(Stored items from a collection)
'''

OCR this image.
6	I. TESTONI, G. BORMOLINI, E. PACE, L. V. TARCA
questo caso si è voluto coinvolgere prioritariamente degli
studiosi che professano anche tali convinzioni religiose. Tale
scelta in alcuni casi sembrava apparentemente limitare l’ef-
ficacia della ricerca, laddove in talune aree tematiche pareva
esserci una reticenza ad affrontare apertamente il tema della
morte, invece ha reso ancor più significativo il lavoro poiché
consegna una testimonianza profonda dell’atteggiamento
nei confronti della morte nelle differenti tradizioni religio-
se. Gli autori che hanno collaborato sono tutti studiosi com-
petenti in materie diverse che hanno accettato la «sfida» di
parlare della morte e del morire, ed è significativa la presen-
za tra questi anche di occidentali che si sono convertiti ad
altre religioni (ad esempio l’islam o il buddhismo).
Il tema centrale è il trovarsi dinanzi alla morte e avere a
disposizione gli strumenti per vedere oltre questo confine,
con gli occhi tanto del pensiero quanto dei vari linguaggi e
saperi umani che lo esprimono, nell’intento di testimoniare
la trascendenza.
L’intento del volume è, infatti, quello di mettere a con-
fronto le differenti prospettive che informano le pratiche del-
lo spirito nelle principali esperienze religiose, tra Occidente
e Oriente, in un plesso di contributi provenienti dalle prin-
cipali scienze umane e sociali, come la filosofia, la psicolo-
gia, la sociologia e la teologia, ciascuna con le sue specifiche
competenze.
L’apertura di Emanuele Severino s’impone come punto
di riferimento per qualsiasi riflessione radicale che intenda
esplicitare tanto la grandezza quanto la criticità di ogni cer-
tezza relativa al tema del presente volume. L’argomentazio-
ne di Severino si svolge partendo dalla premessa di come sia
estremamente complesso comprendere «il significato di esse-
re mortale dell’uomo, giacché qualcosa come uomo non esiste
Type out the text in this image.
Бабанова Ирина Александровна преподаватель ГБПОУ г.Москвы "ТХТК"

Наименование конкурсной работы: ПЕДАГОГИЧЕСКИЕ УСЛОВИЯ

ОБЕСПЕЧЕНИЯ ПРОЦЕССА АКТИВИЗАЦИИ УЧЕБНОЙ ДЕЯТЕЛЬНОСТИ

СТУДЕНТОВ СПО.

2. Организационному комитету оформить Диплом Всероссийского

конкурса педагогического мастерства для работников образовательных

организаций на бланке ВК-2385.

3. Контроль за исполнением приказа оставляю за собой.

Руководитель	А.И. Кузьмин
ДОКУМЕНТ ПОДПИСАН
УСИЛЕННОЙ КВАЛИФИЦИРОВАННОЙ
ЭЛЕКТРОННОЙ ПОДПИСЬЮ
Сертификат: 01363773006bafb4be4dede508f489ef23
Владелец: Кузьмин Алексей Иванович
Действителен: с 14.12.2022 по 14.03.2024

'''

TASK DESCRIPTION: Extract, unchanged, the closing run of lines that opens with the line containing "Type out the text in this image." and ends with the last line.

SOLUTION BELOW:
Type out the text in this image.
Бабанова Ирина Александровна преподаватель ГБПОУ г.Москвы "ТХТК"

Наименование конкурсной работы: ПЕДАГОГИЧЕСКИЕ УСЛОВИЯ

ОБЕСПЕЧЕНИЯ ПРОЦЕССА АКТИВИЗАЦИИ УЧЕБНОЙ ДЕЯТЕЛЬНОСТИ

СТУДЕНТОВ СПО.

2. Организационному комитету оформить Диплом Всероссийского

конкурса педагогического мастерства для работников образовательных

организаций на бланке ВК-2385.

3. Контроль за исполнением приказа оставляю за собой.

Руководитель	А.И. Кузьмин
ДОКУМЕНТ ПОДПИСАН
УСИЛЕННОЙ КВАЛИФИЦИРОВАННОЙ
ЭЛЕКТРОННОЙ ПОДПИСЬЮ
Сертификат: 01363773006bafb4be4dede508f489ef23
Владелец: Кузьмин Алексей Иванович
Действителен: с 14.12.2022 по 14.03.2024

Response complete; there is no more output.